:: PROMPT ::
Copy out every line of the listing below, from its first line down to and including the line that contains "svg-text:time: time bbox=[1186, 727, 1225, 749]", changing nothing.

----- RECORD EXTRACTS

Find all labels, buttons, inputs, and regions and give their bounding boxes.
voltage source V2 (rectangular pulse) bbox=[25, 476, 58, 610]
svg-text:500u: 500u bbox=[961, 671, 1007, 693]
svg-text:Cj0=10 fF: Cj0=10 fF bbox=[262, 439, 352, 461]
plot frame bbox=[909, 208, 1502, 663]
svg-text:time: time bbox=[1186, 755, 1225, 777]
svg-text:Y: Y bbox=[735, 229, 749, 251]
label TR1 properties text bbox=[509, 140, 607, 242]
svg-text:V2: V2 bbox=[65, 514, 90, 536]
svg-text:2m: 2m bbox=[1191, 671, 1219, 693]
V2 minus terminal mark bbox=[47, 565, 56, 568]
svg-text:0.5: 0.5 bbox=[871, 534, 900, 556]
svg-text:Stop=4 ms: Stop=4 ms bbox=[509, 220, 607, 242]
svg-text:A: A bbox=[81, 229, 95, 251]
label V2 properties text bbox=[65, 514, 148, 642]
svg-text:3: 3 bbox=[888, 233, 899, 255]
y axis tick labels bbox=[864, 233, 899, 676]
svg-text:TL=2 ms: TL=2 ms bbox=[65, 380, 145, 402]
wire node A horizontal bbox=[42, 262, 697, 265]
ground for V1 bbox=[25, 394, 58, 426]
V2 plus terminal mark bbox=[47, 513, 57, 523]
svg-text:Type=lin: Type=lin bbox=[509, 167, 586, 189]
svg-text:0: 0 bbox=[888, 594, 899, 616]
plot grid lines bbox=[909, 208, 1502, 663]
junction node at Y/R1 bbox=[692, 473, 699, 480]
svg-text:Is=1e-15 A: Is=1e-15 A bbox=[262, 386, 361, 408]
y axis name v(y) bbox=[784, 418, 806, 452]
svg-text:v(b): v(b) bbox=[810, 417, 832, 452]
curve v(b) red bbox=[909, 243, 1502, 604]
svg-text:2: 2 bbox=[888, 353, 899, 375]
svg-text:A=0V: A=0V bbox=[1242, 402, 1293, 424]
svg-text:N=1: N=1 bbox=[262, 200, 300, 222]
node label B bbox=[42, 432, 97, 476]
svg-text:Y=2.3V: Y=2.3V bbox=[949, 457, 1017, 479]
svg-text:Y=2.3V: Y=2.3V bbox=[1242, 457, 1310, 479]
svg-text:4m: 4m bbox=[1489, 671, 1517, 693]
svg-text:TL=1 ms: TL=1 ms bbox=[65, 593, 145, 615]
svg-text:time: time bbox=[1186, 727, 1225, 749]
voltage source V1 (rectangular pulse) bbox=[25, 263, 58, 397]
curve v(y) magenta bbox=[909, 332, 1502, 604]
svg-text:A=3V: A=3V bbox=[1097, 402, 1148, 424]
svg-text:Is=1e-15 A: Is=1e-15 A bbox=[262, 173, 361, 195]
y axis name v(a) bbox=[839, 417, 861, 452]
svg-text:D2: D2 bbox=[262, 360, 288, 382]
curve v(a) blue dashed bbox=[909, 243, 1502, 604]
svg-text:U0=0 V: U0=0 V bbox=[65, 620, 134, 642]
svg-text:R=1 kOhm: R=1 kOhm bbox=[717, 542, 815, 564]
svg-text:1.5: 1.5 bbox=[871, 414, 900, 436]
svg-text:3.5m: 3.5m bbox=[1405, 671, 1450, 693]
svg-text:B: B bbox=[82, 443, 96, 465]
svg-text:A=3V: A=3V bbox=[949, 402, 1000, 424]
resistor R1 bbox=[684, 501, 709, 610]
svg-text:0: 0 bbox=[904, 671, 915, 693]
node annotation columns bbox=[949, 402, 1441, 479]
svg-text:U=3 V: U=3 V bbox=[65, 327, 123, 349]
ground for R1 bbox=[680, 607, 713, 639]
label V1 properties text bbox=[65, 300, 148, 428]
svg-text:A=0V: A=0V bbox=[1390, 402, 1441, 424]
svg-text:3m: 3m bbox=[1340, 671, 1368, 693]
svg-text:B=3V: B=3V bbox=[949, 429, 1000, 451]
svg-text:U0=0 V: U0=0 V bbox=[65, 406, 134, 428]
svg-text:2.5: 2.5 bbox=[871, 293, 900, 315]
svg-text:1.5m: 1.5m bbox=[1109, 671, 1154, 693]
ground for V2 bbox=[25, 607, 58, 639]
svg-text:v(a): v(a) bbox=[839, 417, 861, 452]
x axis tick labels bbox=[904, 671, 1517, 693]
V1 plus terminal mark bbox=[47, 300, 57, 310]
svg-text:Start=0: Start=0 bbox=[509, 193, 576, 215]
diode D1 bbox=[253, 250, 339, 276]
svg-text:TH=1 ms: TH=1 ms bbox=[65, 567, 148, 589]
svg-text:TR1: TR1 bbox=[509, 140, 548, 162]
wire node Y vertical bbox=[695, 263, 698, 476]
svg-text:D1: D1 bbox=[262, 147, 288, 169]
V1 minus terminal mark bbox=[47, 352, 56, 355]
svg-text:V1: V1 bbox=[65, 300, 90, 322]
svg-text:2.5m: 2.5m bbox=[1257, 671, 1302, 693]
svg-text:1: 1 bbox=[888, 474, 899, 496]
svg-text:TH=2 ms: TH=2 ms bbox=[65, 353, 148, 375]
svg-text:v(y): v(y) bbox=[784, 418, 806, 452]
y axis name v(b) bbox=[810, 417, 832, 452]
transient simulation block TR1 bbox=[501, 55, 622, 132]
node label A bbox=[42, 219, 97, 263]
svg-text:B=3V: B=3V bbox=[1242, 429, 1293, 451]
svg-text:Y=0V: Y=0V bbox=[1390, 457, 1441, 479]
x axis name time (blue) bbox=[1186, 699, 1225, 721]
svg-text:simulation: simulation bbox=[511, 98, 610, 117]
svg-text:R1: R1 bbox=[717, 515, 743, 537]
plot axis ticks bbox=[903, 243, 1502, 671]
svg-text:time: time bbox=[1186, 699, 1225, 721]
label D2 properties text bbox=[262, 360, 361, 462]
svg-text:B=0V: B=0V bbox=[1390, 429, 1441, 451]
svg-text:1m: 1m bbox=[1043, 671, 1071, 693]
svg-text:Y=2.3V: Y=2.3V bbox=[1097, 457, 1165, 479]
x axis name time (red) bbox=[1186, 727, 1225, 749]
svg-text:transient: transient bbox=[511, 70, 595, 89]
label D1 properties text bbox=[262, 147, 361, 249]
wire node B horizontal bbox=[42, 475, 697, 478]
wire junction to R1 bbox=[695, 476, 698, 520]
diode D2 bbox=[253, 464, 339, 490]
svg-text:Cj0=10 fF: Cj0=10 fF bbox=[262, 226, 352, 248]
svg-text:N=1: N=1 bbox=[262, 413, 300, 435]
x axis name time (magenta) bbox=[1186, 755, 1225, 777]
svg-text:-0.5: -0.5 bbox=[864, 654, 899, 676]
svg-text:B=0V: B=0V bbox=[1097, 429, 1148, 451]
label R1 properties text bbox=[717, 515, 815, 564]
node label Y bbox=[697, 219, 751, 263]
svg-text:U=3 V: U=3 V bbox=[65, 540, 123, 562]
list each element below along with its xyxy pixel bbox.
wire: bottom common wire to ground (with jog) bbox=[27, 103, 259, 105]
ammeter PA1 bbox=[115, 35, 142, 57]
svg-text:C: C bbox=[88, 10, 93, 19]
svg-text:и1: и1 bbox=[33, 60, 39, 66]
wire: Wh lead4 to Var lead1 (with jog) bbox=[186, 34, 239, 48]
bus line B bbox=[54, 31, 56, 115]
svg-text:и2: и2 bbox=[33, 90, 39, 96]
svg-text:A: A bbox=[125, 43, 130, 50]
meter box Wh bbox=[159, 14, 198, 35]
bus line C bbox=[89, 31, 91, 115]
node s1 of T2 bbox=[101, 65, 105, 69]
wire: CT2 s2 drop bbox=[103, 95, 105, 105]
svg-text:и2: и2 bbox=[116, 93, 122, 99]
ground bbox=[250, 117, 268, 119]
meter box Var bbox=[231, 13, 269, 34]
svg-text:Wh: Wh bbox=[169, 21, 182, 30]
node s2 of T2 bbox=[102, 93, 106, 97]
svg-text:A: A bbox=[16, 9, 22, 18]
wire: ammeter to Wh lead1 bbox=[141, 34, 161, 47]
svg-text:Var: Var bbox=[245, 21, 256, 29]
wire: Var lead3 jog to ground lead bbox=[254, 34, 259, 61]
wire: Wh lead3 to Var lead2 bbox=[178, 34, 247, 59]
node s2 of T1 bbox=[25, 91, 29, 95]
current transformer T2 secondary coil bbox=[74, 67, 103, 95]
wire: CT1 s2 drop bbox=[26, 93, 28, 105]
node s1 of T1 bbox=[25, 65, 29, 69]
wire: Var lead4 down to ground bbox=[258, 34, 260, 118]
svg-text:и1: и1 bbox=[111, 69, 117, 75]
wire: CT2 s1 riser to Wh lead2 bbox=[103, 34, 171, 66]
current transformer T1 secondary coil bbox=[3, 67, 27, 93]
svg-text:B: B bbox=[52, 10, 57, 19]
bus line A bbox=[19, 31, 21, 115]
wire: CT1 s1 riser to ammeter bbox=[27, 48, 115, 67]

----------

:: FULL ANSWER ::
Find all labels, buttons, inputs, and regions and give their bounding boxes.
voltage source V2 (rectangular pulse) bbox=[25, 476, 58, 610]
svg-text:500u: 500u bbox=[961, 671, 1007, 693]
svg-text:Cj0=10 fF: Cj0=10 fF bbox=[262, 439, 352, 461]
plot frame bbox=[909, 208, 1502, 663]
svg-text:time: time bbox=[1186, 755, 1225, 777]
svg-text:Y: Y bbox=[735, 229, 749, 251]
label TR1 properties text bbox=[509, 140, 607, 242]
svg-text:V2: V2 bbox=[65, 514, 90, 536]
svg-text:2m: 2m bbox=[1191, 671, 1219, 693]
V2 minus terminal mark bbox=[47, 565, 56, 568]
svg-text:0.5: 0.5 bbox=[871, 534, 900, 556]
svg-text:Stop=4 ms: Stop=4 ms bbox=[509, 220, 607, 242]
svg-text:A: A bbox=[81, 229, 95, 251]
label V2 properties text bbox=[65, 514, 148, 642]
svg-text:3: 3 bbox=[888, 233, 899, 255]
y axis tick labels bbox=[864, 233, 899, 676]
svg-text:TL=2 ms: TL=2 ms bbox=[65, 380, 145, 402]
wire node A horizontal bbox=[42, 262, 697, 265]
ground for V1 bbox=[25, 394, 58, 426]
V2 plus terminal mark bbox=[47, 513, 57, 523]
svg-text:Type=lin: Type=lin bbox=[509, 167, 586, 189]
svg-text:0: 0 bbox=[888, 594, 899, 616]
plot grid lines bbox=[909, 208, 1502, 663]
junction node at Y/R1 bbox=[692, 473, 699, 480]
svg-text:Is=1e-15 A: Is=1e-15 A bbox=[262, 386, 361, 408]
y axis name v(y) bbox=[784, 418, 806, 452]
svg-text:v(b): v(b) bbox=[810, 417, 832, 452]
curve v(b) red bbox=[909, 243, 1502, 604]
svg-text:2: 2 bbox=[888, 353, 899, 375]
svg-text:A=0V: A=0V bbox=[1242, 402, 1293, 424]
svg-text:N=1: N=1 bbox=[262, 200, 300, 222]
node label B bbox=[42, 432, 97, 476]
svg-text:Y=2.3V: Y=2.3V bbox=[949, 457, 1017, 479]
svg-text:Y=2.3V: Y=2.3V bbox=[1242, 457, 1310, 479]
svg-text:4m: 4m bbox=[1489, 671, 1517, 693]
svg-text:TL=1 ms: TL=1 ms bbox=[65, 593, 145, 615]
svg-text:time: time bbox=[1186, 727, 1225, 749]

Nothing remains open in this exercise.